**Task objective:** Within the listing below, locate all lines containing the word "Федерация". Copy each one.

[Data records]
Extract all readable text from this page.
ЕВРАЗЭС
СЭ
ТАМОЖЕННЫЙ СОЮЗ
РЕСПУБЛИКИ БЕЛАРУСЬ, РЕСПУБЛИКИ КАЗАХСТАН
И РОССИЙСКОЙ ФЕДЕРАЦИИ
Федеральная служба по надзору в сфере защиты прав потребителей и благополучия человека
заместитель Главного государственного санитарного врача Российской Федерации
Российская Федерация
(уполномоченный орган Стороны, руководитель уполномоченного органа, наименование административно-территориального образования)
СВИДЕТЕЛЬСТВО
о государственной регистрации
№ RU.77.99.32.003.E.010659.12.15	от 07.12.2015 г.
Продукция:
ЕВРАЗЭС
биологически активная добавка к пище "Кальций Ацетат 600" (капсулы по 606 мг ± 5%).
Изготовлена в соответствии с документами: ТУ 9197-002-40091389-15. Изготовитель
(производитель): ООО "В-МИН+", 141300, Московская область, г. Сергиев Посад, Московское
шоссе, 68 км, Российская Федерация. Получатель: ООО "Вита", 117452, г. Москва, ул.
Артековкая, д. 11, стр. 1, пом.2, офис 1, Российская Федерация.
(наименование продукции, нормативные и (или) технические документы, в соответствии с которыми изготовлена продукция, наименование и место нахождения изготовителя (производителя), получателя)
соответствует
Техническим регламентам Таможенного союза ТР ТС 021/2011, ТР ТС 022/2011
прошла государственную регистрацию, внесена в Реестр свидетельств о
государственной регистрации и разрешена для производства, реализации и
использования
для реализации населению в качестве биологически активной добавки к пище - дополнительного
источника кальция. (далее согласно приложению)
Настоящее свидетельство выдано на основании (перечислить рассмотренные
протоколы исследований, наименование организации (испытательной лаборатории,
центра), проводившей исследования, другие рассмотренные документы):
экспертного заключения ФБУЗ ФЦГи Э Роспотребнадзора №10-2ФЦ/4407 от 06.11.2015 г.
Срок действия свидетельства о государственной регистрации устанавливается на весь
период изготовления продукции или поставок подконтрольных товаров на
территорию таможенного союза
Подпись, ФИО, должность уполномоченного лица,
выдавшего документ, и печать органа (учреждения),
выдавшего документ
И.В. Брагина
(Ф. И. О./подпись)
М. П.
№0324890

...

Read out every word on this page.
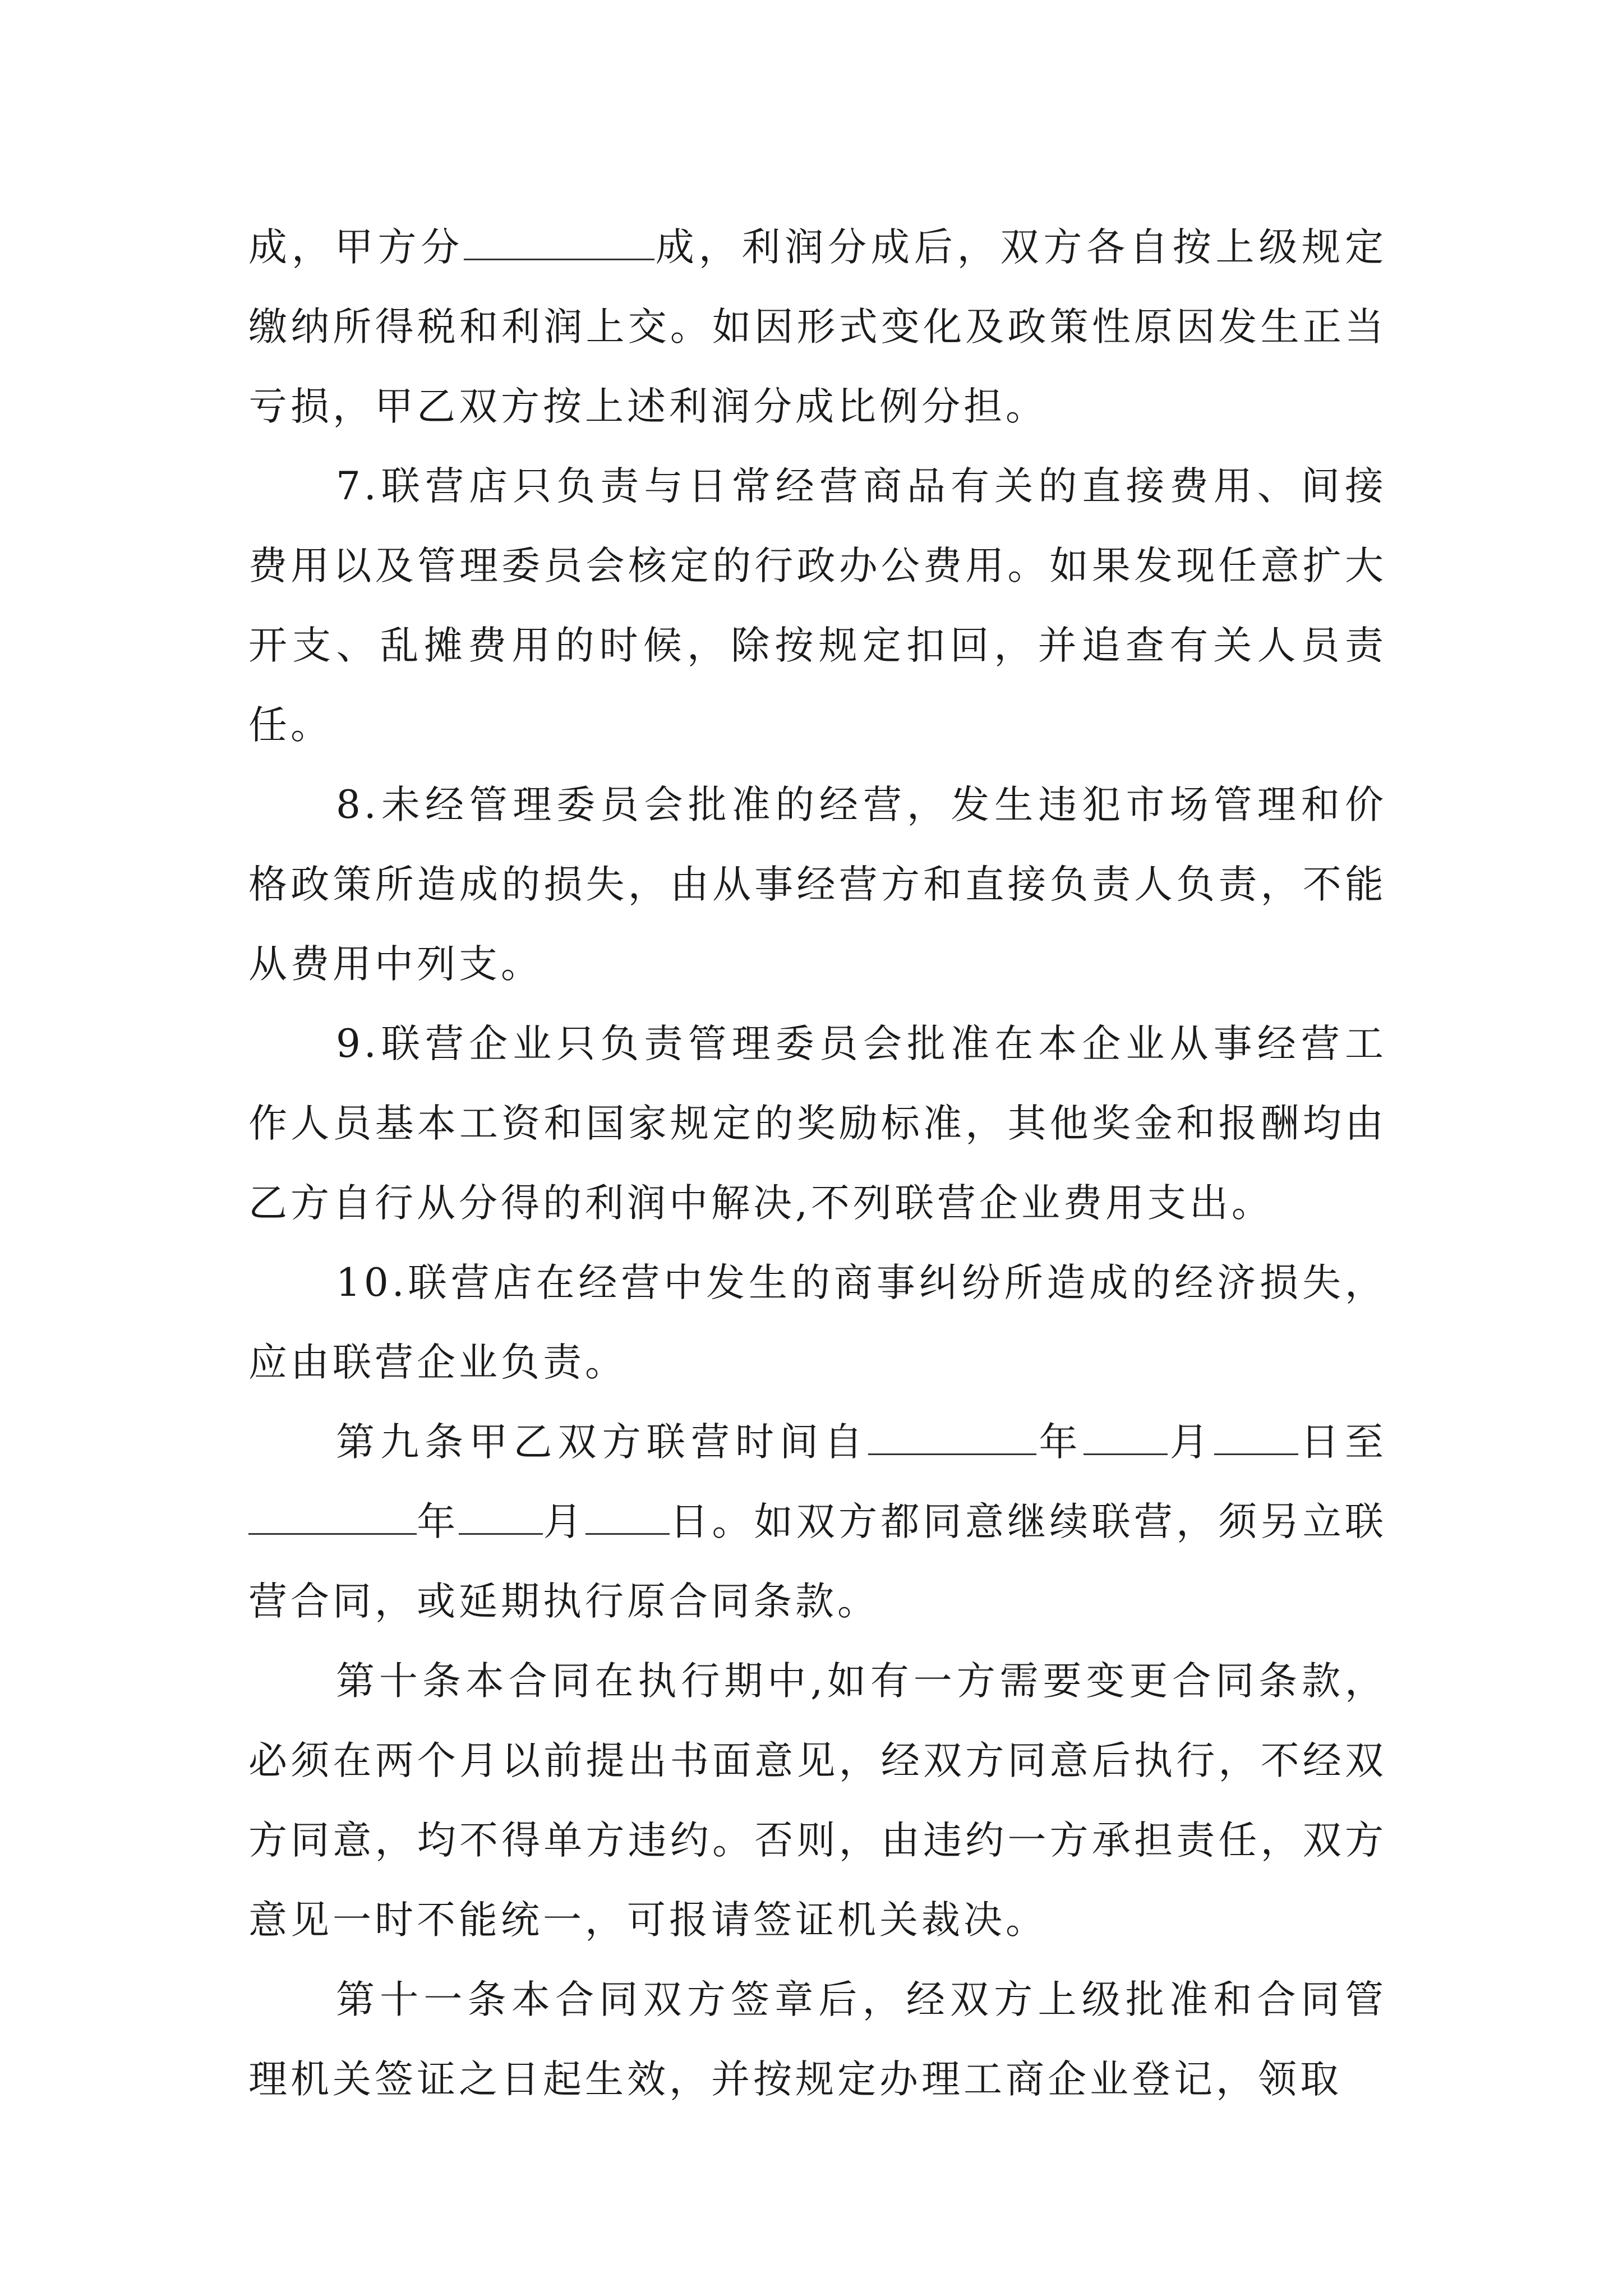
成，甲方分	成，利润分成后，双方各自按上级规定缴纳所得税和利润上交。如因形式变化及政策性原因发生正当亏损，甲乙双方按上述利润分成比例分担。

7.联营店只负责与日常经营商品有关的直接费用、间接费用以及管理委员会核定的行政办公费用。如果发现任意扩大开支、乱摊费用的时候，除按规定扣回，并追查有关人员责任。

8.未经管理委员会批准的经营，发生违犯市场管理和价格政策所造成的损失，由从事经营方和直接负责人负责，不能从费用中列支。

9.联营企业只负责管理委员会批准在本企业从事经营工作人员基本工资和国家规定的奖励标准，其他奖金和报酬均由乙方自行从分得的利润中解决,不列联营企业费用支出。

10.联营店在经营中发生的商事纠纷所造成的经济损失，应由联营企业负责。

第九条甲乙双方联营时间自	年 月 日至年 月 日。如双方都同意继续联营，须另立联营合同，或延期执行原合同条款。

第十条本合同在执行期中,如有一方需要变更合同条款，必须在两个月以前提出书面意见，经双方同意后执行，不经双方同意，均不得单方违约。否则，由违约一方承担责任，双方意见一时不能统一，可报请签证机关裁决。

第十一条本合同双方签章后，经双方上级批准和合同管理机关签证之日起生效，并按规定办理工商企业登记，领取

* * *

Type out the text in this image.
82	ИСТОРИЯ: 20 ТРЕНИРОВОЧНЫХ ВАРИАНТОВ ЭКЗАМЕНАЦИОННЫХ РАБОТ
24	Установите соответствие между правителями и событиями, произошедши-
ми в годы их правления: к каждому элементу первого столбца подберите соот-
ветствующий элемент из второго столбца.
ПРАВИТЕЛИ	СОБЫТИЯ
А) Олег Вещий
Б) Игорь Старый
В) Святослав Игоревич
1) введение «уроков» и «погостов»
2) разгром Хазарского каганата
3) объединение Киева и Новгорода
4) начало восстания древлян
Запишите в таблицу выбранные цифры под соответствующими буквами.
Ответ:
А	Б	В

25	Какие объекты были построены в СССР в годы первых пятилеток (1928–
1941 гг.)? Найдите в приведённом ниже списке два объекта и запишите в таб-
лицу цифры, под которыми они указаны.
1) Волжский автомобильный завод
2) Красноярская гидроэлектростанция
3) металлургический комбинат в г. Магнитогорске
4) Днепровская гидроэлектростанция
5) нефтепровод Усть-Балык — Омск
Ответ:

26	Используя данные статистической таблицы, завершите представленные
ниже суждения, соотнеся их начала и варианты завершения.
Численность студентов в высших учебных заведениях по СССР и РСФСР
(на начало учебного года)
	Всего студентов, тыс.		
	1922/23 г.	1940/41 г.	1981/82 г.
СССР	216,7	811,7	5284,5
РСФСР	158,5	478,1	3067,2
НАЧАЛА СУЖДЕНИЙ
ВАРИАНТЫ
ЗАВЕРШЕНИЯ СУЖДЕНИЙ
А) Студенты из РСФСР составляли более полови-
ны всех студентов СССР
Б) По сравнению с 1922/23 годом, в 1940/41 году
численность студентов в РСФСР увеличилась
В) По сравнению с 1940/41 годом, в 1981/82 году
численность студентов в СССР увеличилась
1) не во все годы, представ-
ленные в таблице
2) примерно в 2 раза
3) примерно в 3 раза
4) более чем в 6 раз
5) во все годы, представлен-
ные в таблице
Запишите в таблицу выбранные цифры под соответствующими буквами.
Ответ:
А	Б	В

**Result for this exercise:**
Российская Федерация
шоссе, 68 км, Российская Федерация. Получатель: ООО "Вита", 117452, г. Москва, ул.
Артековкая, д. 11, стр. 1, пом.2, офис 1, Российская Федерация.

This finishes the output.